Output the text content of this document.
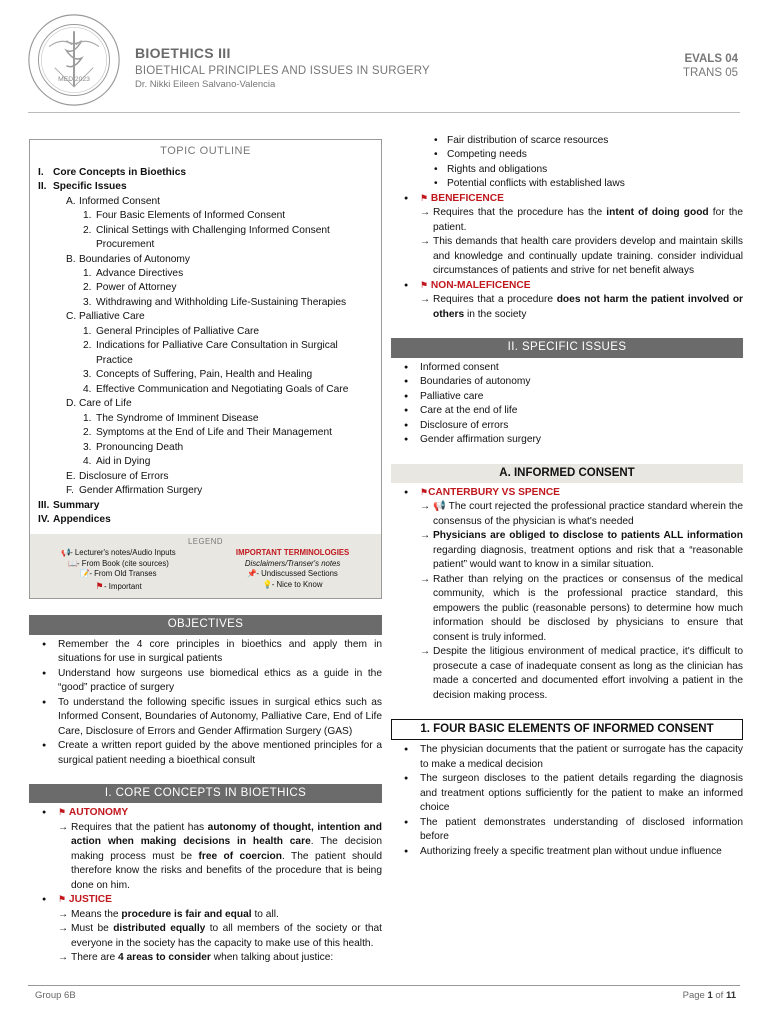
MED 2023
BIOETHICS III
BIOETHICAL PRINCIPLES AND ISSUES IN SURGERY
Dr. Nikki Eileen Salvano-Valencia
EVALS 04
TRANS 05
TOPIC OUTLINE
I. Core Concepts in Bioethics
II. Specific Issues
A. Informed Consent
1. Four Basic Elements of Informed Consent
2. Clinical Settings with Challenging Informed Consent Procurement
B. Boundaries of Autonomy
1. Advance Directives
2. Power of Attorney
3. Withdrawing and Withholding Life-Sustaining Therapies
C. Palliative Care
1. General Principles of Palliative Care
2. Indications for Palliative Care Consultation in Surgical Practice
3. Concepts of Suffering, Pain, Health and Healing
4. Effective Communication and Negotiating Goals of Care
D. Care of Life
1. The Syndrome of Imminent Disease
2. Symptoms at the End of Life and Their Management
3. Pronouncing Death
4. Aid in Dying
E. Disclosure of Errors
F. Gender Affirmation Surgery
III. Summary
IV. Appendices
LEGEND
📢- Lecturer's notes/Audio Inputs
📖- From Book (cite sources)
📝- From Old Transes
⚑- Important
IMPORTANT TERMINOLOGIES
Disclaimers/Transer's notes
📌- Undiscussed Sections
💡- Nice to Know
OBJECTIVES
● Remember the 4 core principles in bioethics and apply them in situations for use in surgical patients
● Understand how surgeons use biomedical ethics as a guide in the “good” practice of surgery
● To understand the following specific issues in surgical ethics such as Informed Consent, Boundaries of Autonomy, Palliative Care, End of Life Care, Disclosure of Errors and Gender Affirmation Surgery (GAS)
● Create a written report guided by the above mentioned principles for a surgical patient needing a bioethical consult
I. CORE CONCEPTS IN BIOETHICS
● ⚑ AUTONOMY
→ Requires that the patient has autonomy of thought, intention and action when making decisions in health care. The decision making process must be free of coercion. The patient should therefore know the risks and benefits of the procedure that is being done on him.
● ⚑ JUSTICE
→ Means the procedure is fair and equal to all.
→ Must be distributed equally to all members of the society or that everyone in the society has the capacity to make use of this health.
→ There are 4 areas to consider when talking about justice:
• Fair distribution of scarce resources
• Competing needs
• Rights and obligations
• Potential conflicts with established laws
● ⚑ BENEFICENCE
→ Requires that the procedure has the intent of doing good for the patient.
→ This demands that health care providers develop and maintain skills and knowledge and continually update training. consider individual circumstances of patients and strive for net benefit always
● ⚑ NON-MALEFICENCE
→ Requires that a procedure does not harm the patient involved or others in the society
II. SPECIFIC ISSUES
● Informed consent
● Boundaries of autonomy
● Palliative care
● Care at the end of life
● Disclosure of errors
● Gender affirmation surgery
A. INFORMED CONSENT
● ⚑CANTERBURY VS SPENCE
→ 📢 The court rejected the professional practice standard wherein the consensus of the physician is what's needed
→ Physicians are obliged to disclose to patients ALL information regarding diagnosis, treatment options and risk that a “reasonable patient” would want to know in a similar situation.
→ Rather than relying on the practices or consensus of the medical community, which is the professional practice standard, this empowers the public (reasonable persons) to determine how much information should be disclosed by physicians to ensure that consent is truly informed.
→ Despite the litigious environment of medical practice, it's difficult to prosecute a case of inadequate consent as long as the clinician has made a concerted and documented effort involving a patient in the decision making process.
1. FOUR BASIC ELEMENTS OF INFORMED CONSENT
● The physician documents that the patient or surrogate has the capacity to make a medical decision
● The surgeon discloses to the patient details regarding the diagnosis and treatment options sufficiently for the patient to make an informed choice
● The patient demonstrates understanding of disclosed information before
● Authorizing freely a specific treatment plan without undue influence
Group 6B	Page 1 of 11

===============

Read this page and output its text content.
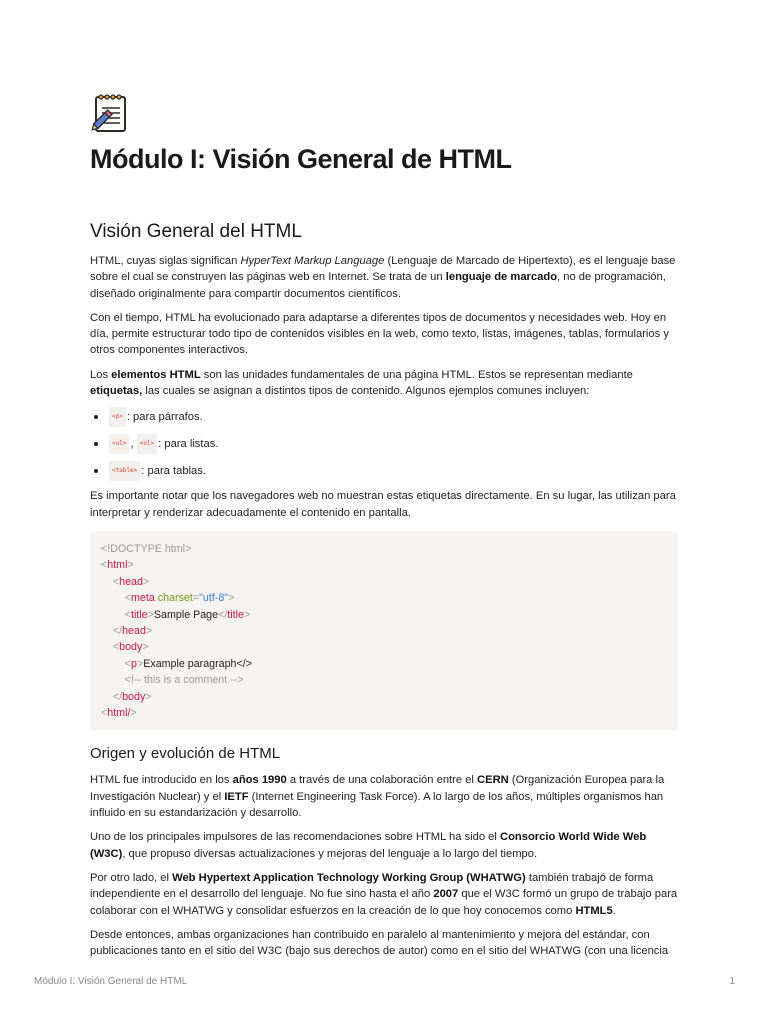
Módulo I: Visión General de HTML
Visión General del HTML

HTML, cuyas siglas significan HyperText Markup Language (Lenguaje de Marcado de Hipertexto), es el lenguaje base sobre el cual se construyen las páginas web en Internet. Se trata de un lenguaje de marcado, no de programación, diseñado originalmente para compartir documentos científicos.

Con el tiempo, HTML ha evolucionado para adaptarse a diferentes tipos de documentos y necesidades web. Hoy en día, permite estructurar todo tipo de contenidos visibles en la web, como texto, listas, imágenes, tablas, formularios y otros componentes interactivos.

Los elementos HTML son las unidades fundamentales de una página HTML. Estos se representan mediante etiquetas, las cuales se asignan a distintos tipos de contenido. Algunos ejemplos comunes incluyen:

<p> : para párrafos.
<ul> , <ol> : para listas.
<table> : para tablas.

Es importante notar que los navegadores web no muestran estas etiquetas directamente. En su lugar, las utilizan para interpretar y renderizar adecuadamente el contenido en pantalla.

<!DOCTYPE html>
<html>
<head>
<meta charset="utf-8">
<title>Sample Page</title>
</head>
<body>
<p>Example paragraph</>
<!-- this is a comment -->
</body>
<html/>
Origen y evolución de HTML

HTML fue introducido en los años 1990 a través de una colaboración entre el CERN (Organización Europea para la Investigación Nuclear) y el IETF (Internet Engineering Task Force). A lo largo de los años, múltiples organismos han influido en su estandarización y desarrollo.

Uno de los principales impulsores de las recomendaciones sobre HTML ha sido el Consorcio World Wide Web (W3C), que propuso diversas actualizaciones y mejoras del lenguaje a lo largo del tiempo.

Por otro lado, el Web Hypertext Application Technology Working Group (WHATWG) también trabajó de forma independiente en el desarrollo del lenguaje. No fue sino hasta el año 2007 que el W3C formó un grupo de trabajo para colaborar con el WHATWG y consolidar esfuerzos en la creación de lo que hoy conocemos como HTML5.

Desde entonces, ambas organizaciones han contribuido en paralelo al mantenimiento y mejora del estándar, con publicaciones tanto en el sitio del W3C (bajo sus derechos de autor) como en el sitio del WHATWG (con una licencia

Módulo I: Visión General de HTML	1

===============

Work to complete: Scan the material above for the string "Palliative" and copy every line that has it.

Answer:
C. Palliative Care
1. General Principles of Palliative Care
2. Indications for Palliative Care Consultation in Surgical Practice
● To understand the following specific issues in surgical ethics such as Informed Consent, Boundaries of Autonomy, Palliative Care, End of Life Care, Disclosure of Errors and Gender Affirmation Surgery (GAS)
● Palliative care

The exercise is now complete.